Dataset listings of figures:
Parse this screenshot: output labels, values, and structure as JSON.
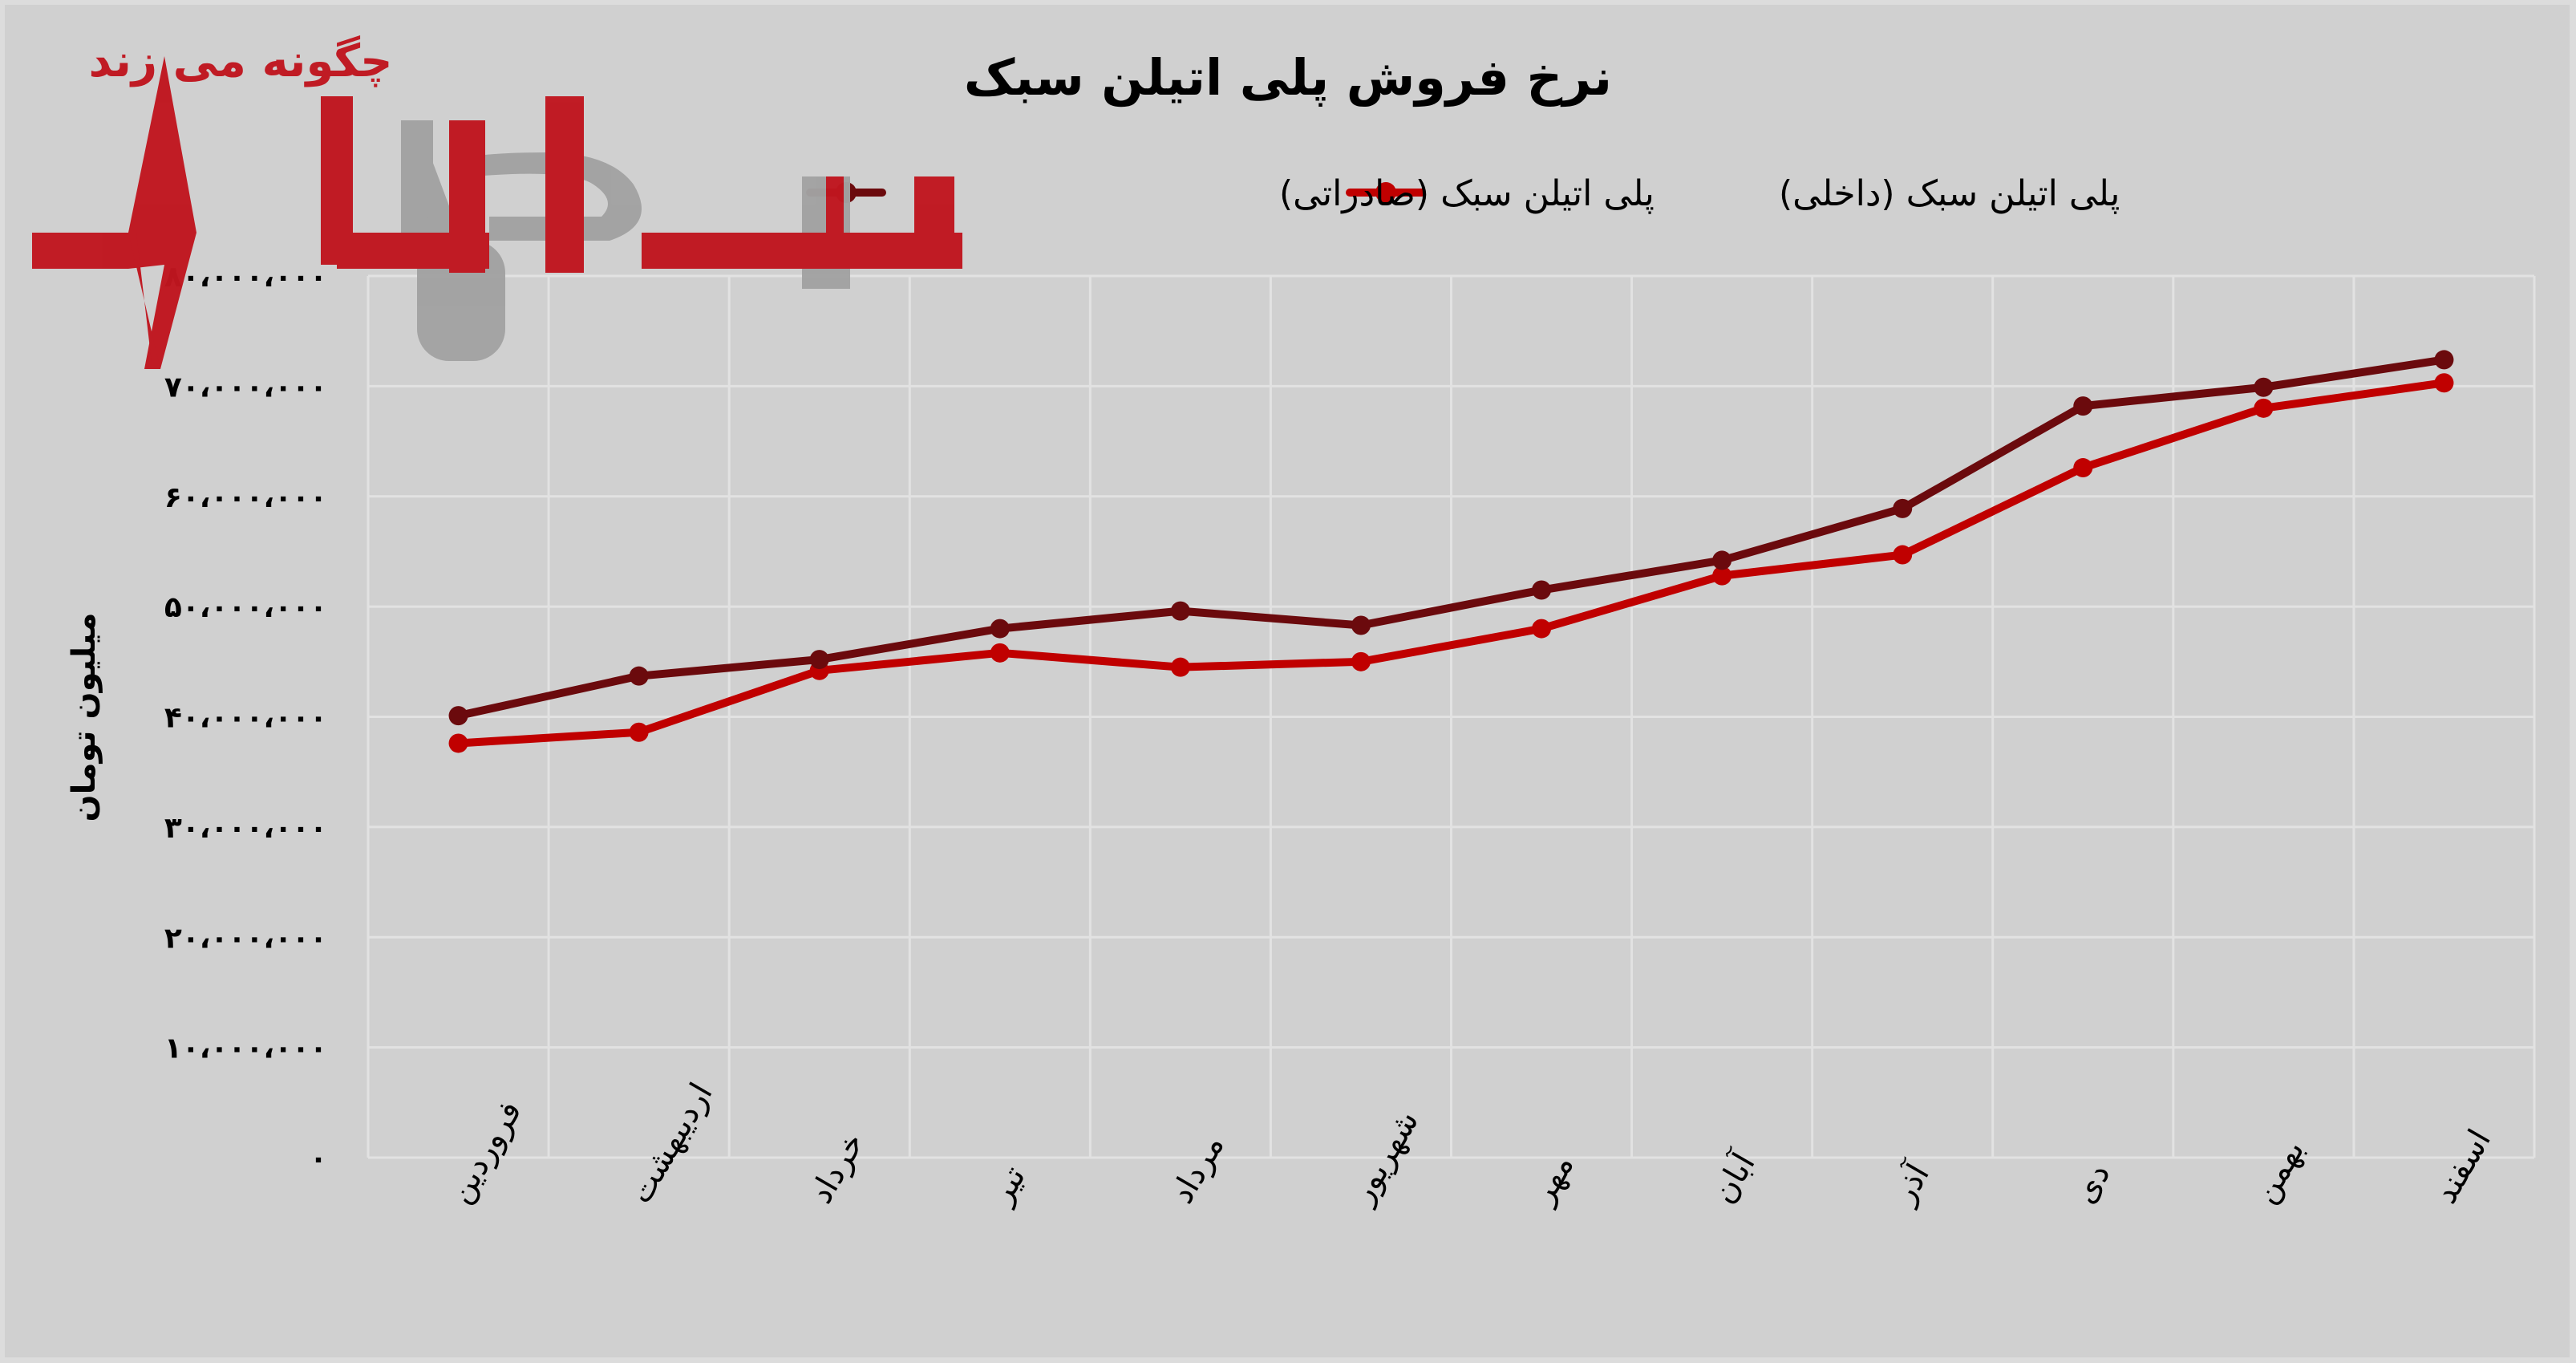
{
  "chart_data": {
    "type": "line",
    "title": "نرخ فروش پلی اتیلن سبک",
    "xlabel": "",
    "ylabel": "میلیون تومان",
    "categories": [
      "فروردین",
      "اردیبهشت",
      "خرداد",
      "تیر",
      "مرداد",
      "شهریور",
      "مهر",
      "آبان",
      "آذر",
      "دی",
      "بهمن",
      "اسفند"
    ],
    "series": [
      {
        "name": "پلی اتیلن سبک (صادراتی)",
        "color": "#6b0a0d",
        "values": [
          40100000,
          43700000,
          45200000,
          48000000,
          49600000,
          48300000,
          51500000,
          54200000,
          58900000,
          68200000,
          69900000,
          72400000
        ]
      },
      {
        "name": "پلی اتیلن سبک (داخلی)",
        "color": "#c00000",
        "values": [
          37600000,
          38600000,
          44200000,
          45800000,
          44500000,
          45000000,
          48000000,
          52800000,
          54700000,
          62600000,
          68000000,
          70300000
        ]
      }
    ],
    "ylim": [
      0,
      80000000
    ],
    "yticks": [
      0,
      10000000,
      20000000,
      30000000,
      40000000,
      50000000,
      60000000,
      70000000,
      80000000
    ],
    "ytick_labels": [
      "۰",
      "۱۰،۰۰۰،۰۰۰",
      "۲۰،۰۰۰،۰۰۰",
      "۳۰،۰۰۰،۰۰۰",
      "۴۰،۰۰۰،۰۰۰",
      "۵۰،۰۰۰،۰۰۰",
      "۶۰،۰۰۰،۰۰۰",
      "۷۰،۰۰۰،۰۰۰",
      "۸۰،۰۰۰،۰۰۰"
    ],
    "grid": true,
    "legend_position": "top"
  },
  "legend": {
    "items": [
      {
        "label": "پلی اتیلن سبک (داخلی)",
        "color": "#c00000"
      },
      {
        "label": "پلی اتیلن سبک (صادراتی)",
        "color": "#6b0a0d"
      }
    ]
  },
  "watermark": {
    "tagline": "چگونه می زند",
    "brand": "نبض بازار"
  }
}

CHALLENGE:
Each line of the data should be quoted exactly, with pictures left out.

OUTPUT BELOW:
Parse this screenshot: output labels, values, and structure as JSON.
{
  "chart_data": {
    "type": "line",
    "title": "نرخ فروش پلی اتیلن سبک",
    "xlabel": "",
    "ylabel": "میلیون تومان",
    "categories": [
      "فروردین",
      "اردیبهشت",
      "خرداد",
      "تیر",
      "مرداد",
      "شهریور",
      "مهر",
      "آبان",
      "آذر",
      "دی",
      "بهمن",
      "اسفند"
    ],
    "series": [
      {
        "name": "پلی اتیلن سبک (صادراتی)",
        "color": "#6b0a0d",
        "values": [
          40100000,
          43700000,
          45200000,
          48000000,
          49600000,
          48300000,
          51500000,
          54200000,
          58900000,
          68200000,
          69900000,
          72400000
        ]
      },
      {
        "name": "پلی اتیلن سبک (داخلی)",
        "color": "#c00000",
        "values": [
          37600000,
          38600000,
          44200000,
          45800000,
          44500000,
          45000000,
          48000000,
          52800000,
          54700000,
          62600000,
          68000000,
          70300000
        ]
      }
    ],
    "ylim": [
      0,
      80000000
    ],
    "yticks": [
      0,
      10000000,
      20000000,
      30000000,
      40000000,
      50000000,
      60000000,
      70000000,
      80000000
    ],
    "ytick_labels": [
      "۰",
      "۱۰،۰۰۰،۰۰۰",
      "۲۰،۰۰۰،۰۰۰",
      "۳۰،۰۰۰،۰۰۰",
      "۴۰،۰۰۰،۰۰۰",
      "۵۰،۰۰۰،۰۰۰",
      "۶۰،۰۰۰،۰۰۰",
      "۷۰،۰۰۰،۰۰۰",
      "۸۰،۰۰۰،۰۰۰"
    ],
    "grid": true,
    "legend_position": "top"
  },
  "legend": {
    "items": [
      {
        "label": "پلی اتیلن سبک (داخلی)",
        "color": "#c00000"
      },
      {
        "label": "پلی اتیلن سبک (صادراتی)",
        "color": "#6b0a0d"
      }
    ]
  },
  "watermark": {
    "tagline": "چگونه می زند",
    "brand": "نبض بازار"
  }
}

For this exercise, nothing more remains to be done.